::: DATA EXCERPTS
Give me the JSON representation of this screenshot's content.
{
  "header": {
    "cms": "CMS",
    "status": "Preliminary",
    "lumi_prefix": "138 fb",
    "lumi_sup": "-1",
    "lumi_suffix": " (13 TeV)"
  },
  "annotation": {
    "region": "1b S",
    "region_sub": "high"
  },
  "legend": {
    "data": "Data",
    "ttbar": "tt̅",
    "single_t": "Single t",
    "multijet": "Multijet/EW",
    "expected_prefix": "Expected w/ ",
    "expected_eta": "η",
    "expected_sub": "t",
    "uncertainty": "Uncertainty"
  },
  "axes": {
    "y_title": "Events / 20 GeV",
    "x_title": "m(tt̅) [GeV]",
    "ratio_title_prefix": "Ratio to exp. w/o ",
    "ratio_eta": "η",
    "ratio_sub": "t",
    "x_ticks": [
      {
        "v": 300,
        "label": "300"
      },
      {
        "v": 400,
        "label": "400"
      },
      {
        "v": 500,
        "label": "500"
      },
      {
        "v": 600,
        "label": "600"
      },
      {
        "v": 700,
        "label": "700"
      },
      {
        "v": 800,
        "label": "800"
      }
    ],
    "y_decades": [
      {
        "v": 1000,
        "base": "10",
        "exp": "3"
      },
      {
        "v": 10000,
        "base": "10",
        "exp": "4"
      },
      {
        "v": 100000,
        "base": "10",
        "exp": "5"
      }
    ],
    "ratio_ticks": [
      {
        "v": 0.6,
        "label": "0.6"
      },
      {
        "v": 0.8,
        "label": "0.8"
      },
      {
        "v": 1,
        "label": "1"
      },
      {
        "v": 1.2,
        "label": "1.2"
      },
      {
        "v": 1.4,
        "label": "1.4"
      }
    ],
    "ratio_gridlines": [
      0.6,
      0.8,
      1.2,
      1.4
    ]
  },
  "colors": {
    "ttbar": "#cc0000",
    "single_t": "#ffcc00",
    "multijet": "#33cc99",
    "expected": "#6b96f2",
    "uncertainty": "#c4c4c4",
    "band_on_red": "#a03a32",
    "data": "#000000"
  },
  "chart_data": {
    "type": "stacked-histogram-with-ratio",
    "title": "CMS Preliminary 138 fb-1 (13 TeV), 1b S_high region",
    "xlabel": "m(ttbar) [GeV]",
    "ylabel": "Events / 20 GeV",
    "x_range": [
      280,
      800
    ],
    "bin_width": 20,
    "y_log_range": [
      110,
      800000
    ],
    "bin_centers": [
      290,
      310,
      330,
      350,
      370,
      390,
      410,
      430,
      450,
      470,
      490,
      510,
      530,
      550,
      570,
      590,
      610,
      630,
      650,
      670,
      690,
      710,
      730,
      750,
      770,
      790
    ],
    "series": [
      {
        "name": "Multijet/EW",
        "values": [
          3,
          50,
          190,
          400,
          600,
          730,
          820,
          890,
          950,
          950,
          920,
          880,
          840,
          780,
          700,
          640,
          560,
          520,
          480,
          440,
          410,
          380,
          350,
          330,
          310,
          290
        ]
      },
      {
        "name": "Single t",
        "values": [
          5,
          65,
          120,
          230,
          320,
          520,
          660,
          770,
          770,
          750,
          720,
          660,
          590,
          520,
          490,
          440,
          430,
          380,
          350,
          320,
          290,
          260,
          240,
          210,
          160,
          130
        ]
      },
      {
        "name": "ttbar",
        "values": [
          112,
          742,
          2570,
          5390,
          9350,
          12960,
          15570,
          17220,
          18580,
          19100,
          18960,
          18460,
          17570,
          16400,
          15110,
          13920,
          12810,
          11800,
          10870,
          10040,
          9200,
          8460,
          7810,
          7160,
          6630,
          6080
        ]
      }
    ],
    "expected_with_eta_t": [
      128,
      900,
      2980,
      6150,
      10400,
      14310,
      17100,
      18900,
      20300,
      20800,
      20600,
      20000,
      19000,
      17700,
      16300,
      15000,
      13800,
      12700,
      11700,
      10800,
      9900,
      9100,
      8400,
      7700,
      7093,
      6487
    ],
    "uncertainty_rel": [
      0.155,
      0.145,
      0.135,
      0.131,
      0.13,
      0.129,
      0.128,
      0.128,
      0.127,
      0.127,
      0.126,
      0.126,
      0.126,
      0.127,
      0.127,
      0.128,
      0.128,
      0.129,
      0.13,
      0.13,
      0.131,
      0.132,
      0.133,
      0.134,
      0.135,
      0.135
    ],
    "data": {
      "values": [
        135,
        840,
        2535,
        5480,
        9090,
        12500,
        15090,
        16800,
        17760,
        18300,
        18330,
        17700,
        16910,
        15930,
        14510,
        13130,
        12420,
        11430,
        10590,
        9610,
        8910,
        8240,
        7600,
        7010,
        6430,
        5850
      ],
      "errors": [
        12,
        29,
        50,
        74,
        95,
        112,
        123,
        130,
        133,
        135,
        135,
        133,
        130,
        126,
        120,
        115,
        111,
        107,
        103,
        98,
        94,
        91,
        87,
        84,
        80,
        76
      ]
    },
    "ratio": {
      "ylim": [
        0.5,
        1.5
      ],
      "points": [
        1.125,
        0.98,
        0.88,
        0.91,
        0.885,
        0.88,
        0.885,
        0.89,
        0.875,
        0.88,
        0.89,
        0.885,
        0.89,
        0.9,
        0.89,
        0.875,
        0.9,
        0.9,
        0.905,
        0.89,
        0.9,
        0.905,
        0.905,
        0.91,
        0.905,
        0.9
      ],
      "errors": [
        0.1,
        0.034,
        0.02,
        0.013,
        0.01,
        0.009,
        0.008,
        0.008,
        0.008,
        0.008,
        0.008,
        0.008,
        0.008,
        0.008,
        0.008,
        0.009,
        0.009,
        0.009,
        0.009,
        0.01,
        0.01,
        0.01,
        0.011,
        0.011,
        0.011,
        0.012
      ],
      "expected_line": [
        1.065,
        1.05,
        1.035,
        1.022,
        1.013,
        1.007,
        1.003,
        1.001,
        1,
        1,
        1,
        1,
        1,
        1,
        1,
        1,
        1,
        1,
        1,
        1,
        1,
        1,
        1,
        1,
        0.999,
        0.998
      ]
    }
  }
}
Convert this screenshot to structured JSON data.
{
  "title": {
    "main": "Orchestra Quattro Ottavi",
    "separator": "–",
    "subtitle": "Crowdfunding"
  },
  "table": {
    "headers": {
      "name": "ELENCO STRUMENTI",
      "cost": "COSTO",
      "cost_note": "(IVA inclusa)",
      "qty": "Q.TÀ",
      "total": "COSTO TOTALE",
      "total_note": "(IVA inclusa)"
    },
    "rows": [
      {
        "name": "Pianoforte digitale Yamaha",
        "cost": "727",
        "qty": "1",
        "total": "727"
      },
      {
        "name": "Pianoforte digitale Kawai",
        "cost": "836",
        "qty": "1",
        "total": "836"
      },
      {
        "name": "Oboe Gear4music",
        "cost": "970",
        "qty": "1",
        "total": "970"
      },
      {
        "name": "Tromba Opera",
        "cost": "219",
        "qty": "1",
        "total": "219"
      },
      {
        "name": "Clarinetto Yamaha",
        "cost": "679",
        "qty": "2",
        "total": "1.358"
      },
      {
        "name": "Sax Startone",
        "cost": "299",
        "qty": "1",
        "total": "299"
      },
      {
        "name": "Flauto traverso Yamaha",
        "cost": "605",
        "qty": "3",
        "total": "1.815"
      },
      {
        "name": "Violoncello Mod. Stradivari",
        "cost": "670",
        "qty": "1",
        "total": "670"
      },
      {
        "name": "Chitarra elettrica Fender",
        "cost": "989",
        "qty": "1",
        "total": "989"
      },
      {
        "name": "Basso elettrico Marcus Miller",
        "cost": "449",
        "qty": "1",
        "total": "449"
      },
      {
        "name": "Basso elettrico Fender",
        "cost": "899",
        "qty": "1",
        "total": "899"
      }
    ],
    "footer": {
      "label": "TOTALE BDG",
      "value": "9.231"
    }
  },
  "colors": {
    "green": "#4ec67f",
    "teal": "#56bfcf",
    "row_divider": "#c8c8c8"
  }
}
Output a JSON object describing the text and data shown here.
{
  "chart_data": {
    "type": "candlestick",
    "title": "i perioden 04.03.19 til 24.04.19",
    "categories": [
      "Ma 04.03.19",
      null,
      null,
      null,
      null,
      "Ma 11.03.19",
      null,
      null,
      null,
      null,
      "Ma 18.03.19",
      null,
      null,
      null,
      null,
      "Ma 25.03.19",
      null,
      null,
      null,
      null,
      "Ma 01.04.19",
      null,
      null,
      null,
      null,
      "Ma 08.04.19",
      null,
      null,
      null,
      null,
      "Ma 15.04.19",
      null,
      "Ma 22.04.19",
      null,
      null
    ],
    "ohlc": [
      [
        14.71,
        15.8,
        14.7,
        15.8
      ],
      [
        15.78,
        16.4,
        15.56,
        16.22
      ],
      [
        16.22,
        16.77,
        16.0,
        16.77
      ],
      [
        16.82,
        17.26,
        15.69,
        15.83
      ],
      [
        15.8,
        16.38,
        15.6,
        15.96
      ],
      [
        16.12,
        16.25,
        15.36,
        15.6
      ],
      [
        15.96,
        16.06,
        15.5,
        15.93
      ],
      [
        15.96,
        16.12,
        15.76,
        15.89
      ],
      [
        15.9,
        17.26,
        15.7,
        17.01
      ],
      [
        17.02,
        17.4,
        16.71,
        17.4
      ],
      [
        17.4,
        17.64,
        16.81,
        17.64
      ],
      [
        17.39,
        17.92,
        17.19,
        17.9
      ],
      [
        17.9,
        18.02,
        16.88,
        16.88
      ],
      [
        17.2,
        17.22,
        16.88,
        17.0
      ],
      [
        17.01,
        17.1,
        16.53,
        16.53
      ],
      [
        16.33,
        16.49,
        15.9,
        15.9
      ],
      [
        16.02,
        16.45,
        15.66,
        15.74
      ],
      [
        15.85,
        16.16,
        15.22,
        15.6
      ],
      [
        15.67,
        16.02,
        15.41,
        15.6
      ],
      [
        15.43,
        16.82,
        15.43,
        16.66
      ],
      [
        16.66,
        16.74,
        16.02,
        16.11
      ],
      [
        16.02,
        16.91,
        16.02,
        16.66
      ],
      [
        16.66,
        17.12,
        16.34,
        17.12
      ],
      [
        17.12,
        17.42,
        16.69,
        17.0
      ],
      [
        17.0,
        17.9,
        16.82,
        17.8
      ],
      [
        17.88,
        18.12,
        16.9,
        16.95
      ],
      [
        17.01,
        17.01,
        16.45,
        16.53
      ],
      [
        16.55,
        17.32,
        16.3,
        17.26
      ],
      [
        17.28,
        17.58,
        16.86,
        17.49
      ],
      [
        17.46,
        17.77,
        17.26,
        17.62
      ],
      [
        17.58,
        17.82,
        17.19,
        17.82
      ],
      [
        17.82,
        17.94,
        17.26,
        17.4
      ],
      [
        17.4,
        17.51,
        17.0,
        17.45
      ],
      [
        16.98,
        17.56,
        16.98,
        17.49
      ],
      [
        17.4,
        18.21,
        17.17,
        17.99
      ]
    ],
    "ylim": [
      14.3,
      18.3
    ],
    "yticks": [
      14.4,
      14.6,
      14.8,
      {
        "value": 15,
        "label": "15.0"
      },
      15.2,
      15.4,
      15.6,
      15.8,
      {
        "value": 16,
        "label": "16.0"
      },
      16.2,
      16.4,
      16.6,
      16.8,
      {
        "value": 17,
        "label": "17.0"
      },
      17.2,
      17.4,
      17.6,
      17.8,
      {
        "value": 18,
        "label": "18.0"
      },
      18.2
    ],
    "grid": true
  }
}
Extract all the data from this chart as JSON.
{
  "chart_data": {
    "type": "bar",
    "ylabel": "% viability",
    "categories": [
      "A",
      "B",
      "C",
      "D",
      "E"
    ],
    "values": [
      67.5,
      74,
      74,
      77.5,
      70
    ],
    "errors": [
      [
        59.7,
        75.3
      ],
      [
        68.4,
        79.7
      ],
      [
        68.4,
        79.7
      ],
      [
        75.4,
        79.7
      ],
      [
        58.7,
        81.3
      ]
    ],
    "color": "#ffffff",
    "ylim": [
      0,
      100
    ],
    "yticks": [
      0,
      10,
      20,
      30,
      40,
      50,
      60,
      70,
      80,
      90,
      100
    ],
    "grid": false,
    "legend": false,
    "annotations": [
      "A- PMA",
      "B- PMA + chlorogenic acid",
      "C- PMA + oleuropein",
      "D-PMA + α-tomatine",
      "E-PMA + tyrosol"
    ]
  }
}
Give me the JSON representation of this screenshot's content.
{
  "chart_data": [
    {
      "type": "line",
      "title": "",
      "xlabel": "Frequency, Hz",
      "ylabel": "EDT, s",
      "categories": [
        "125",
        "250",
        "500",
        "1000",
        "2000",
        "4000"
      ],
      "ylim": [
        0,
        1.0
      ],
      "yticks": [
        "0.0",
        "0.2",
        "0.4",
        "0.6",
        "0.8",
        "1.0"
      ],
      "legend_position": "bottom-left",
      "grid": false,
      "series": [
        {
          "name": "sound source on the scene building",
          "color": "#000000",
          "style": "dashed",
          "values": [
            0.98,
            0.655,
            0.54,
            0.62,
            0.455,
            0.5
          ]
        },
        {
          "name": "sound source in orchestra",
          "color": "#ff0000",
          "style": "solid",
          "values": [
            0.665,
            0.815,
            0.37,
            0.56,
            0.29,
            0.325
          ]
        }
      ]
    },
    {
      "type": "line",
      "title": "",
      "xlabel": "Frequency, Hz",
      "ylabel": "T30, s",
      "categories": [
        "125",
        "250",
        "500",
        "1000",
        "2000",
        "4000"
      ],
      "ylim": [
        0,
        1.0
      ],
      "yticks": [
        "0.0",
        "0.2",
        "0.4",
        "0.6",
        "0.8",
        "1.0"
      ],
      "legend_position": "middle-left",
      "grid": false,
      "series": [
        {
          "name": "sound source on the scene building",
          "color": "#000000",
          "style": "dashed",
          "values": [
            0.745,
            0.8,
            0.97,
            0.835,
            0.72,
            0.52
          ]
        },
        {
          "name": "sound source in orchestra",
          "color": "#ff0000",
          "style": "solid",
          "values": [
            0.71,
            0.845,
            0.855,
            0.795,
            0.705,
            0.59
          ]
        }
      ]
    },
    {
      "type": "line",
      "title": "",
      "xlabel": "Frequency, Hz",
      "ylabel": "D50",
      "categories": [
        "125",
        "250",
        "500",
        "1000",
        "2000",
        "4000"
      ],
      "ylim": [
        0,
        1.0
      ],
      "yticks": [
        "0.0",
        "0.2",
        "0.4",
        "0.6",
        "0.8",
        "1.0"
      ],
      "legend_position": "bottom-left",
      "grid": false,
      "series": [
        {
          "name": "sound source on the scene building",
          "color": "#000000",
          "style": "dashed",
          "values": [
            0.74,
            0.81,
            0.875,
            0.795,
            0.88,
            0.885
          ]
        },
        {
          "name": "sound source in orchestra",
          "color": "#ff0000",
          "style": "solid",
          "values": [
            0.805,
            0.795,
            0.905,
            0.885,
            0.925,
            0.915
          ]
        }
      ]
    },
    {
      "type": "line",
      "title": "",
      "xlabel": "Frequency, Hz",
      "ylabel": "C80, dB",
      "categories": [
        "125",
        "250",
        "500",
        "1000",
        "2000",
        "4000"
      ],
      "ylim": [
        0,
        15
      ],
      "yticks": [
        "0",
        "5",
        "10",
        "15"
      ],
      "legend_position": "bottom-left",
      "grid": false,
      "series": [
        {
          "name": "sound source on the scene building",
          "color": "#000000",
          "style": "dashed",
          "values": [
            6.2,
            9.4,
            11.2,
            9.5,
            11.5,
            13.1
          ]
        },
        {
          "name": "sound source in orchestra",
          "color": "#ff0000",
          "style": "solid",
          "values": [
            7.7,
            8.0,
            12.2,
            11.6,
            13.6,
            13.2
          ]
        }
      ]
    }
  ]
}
::::::
◆ AIM: Copy all the lines above that hold the string "inclusa".

◆ THE RESULT:
      "cost_note": "(IVA inclusa)",
      "total_note": "(IVA inclusa)"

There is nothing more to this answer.